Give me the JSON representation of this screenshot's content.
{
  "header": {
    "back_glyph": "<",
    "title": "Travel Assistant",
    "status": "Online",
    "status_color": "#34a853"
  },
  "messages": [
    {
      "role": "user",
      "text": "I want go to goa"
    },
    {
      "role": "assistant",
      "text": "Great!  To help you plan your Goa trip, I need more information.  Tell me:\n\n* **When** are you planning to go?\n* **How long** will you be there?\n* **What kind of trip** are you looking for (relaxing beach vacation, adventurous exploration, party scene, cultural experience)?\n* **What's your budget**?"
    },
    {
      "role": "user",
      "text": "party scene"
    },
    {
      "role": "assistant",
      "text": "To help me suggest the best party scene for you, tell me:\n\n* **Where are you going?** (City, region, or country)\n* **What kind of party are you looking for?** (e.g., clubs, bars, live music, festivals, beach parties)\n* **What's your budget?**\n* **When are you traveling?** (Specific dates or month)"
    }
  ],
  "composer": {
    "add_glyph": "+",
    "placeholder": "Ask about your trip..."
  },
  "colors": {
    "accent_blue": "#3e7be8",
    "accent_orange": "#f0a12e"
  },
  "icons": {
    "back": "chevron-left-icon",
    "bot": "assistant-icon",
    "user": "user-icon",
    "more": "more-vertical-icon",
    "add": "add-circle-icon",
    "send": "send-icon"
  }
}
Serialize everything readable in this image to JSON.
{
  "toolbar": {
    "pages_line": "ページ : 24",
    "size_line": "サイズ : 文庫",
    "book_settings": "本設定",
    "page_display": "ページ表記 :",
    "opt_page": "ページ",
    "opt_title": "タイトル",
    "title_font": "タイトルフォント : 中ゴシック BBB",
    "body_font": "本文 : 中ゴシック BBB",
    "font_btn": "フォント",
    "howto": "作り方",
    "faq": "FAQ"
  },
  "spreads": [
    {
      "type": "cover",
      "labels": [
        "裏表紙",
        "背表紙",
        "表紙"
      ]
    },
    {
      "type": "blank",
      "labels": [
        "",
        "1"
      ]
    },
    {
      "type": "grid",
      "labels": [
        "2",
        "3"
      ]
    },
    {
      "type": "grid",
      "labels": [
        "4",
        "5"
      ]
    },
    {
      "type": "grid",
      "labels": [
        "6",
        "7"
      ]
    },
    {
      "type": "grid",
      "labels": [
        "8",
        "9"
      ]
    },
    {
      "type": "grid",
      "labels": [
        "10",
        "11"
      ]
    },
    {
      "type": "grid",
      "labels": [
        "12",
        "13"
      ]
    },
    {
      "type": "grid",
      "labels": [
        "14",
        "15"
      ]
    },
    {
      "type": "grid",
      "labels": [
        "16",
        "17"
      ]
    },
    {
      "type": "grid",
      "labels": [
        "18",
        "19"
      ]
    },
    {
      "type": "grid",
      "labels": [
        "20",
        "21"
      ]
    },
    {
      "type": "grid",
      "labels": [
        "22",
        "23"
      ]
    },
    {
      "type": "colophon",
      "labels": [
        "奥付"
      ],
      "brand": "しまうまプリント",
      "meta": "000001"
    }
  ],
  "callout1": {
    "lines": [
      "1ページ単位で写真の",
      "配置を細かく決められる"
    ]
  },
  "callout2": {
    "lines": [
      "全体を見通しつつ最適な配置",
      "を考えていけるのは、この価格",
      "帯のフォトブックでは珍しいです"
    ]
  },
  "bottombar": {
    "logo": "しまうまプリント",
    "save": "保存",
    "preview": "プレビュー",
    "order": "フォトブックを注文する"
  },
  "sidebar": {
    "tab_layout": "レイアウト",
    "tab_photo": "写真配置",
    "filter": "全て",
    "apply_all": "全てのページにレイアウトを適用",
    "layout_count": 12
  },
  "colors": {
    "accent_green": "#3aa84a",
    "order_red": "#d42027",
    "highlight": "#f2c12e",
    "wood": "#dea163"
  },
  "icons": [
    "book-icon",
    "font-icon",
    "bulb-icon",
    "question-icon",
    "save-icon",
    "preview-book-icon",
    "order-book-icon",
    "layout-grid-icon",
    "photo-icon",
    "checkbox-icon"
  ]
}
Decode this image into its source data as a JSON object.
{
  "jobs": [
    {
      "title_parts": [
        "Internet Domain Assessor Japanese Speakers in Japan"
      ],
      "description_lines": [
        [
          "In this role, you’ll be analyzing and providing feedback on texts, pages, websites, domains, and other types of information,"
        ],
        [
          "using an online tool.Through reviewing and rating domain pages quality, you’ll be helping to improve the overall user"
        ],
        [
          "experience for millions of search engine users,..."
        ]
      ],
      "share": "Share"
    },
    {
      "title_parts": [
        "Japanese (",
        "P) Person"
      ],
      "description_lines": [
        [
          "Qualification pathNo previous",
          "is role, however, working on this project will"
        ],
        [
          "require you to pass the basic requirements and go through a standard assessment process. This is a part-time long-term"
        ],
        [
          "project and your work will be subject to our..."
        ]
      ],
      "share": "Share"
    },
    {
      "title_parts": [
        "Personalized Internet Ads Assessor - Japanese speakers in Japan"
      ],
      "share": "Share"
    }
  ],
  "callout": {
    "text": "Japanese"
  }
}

━━━

# Short problem:
Read the entries above, then pull out the lines that include "your".

# Worked answer:
      "text": "Great!  To help you plan your Goa trip, I need more information.  Tell me:\n\n* **When** are you planning to go?\n* **How long** will you be there?\n* **What kind of trip** are you looking for (relaxing beach vacation, adventurous exploration, party scene, cultural experience)?\n* **What's your budget**?"
      "text": "To help me suggest the best party scene for you, tell me:\n\n* **Where are you going?** (City, region, or country)\n* **What kind of party are you looking for?** (e.g., clubs, bars, live music, festivals, beach parties)\n* **What's your budget?**\n* **When are you traveling?** (Specific dates or month)"
    "placeholder": "Ask about your trip..."
          "project and your work will be subject to our..."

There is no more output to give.